-- Start of MATERIALS PROVIDED --

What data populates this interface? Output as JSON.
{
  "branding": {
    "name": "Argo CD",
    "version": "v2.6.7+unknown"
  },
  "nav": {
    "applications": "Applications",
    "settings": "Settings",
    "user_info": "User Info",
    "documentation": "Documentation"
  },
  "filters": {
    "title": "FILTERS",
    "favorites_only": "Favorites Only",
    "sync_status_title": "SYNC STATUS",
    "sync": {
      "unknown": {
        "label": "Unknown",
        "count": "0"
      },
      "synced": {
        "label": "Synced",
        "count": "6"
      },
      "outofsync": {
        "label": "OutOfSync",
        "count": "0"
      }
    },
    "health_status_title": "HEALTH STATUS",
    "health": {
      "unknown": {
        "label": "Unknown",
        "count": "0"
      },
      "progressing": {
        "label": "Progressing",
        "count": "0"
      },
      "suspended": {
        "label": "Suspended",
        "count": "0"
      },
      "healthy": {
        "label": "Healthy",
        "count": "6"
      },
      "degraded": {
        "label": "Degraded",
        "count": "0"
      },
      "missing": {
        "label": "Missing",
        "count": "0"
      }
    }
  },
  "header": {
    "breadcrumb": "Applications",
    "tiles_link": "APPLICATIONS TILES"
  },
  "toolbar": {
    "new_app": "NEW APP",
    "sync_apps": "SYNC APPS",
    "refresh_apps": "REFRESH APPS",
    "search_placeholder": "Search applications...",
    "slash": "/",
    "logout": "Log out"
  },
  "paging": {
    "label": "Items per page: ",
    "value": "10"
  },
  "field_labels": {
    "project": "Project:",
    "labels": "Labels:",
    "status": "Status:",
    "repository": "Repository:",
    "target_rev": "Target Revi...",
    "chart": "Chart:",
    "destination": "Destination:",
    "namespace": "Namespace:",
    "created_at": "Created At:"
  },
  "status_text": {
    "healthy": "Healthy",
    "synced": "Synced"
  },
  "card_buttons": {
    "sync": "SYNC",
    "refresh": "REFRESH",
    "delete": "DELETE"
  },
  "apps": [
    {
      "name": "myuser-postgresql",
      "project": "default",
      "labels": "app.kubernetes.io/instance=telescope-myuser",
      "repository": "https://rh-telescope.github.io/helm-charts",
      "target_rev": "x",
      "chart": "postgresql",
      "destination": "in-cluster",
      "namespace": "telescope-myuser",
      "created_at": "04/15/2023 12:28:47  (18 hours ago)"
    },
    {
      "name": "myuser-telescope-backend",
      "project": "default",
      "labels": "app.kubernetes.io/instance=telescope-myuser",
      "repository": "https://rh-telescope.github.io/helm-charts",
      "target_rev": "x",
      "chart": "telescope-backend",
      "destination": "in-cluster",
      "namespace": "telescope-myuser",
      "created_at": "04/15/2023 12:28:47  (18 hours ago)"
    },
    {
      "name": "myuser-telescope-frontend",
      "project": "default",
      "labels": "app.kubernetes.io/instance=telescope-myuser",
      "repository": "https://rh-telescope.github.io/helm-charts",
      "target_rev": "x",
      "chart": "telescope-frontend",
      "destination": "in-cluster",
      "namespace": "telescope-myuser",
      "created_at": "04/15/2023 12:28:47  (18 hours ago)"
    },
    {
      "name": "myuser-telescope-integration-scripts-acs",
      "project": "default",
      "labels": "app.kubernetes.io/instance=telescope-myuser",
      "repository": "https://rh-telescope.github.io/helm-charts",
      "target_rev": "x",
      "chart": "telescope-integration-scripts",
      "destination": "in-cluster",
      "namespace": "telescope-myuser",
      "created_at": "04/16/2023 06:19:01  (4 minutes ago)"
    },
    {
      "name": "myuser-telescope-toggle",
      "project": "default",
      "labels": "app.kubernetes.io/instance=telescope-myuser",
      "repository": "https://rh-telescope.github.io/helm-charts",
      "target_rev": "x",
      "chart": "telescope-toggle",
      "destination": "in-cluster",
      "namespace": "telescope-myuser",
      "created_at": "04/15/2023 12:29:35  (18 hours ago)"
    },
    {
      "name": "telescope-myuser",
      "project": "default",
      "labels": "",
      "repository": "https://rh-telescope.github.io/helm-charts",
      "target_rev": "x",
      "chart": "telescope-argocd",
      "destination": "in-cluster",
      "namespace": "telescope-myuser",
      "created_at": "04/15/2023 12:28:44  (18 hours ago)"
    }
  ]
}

-- End of MATERIALS PROVIDED --

Write out every entry again exactly, please, with nothing missing.

### RESULT OF THE TASK
What data populates this interface? Output as JSON.
{
  "branding": {
    "name": "Argo CD",
    "version": "v2.6.7+unknown"
  },
  "nav": {
    "applications": "Applications",
    "settings": "Settings",
    "user_info": "User Info",
    "documentation": "Documentation"
  },
  "filters": {
    "title": "FILTERS",
    "favorites_only": "Favorites Only",
    "sync_status_title": "SYNC STATUS",
    "sync": {
      "unknown": {
        "label": "Unknown",
        "count": "0"
      },
      "synced": {
        "label": "Synced",
        "count": "6"
      },
      "outofsync": {
        "label": "OutOfSync",
        "count": "0"
      }
    },
    "health_status_title": "HEALTH STATUS",
    "health": {
      "unknown": {
        "label": "Unknown",
        "count": "0"
      },
      "progressing": {
        "label": "Progressing",
        "count": "0"
      },
      "suspended": {
        "label": "Suspended",
        "count": "0"
      },
      "healthy": {
        "label": "Healthy",
        "count": "6"
      },
      "degraded": {
        "label": "Degraded",
        "count": "0"
      },
      "missing": {
        "label": "Missing",
        "count": "0"
      }
    }
  },
  "header": {
    "breadcrumb": "Applications",
    "tiles_link": "APPLICATIONS TILES"
  },
  "toolbar": {
    "new_app": "NEW APP",
    "sync_apps": "SYNC APPS",
    "refresh_apps": "REFRESH APPS",
    "search_placeholder": "Search applications...",
    "slash": "/",
    "logout": "Log out"
  },
  "paging": {
    "label": "Items per page: ",
    "value": "10"
  },
  "field_labels": {
    "project": "Project:",
    "labels": "Labels:",
    "status": "Status:",
    "repository": "Repository:",
    "target_rev": "Target Revi...",
    "chart": "Chart:",
    "destination": "Destination:",
    "namespace": "Namespace:",
    "created_at": "Created At:"
  },
  "status_text": {
    "healthy": "Healthy",
    "synced": "Synced"
  },
  "card_buttons": {
    "sync": "SYNC",
    "refresh": "REFRESH",
    "delete": "DELETE"
  },
  "apps": [
    {
      "name": "myuser-postgresql",
      "project": "default",
      "labels": "app.kubernetes.io/instance=telescope-myuser",
      "repository": "https://rh-telescope.github.io/helm-charts",
      "target_rev": "x",
      "chart": "postgresql",
      "destination": "in-cluster",
      "namespace": "telescope-myuser",
      "created_at": "04/15/2023 12:28:47  (18 hours ago)"
    },
    {
      "name": "myuser-telescope-backend",
      "project": "default",
      "labels": "app.kubernetes.io/instance=telescope-myuser",
      "repository": "https://rh-telescope.github.io/helm-charts",
      "target_rev": "x",
      "chart": "telescope-backend",
      "destination": "in-cluster",
      "namespace": "telescope-myuser",
      "created_at": "04/15/2023 12:28:47  (18 hours ago)"
    },
    {
      "name": "myuser-telescope-frontend",
      "project": "default",
      "labels": "app.kubernetes.io/instance=telescope-myuser",
      "repository": "https://rh-telescope.github.io/helm-charts",
      "target_rev": "x",
      "chart": "telescope-frontend",
      "destination": "in-cluster",
      "namespace": "telescope-myuser",
      "created_at": "04/15/2023 12:28:47  (18 hours ago)"
    },
    {
      "name": "myuser-telescope-integration-scripts-acs",
      "project": "default",
      "labels": "app.kubernetes.io/instance=telescope-myuser",
      "repository": "https://rh-telescope.github.io/helm-charts",
      "target_rev": "x",
      "chart": "telescope-integration-scripts",
      "destination": "in-cluster",
      "namespace": "telescope-myuser",
      "created_at": "04/16/2023 06:19:01  (4 minutes ago)"
    },
    {
      "name": "myuser-telescope-toggle",
      "project": "default",
      "labels": "app.kubernetes.io/instance=telescope-myuser",
      "repository": "https://rh-telescope.github.io/helm-charts",
      "target_rev": "x",
      "chart": "telescope-toggle",
      "destination": "in-cluster",
      "namespace": "telescope-myuser",
      "created_at": "04/15/2023 12:29:35  (18 hours ago)"
    },
    {
      "name": "telescope-myuser",
      "project": "default",
      "labels": "",
      "repository": "https://rh-telescope.github.io/helm-charts",
      "target_rev": "x",
      "chart": "telescope-argocd",
      "destination": "in-cluster",
      "namespace": "telescope-myuser",
      "created_at": "04/15/2023 12:28:44  (18 hours ago)"
    }
  ]
}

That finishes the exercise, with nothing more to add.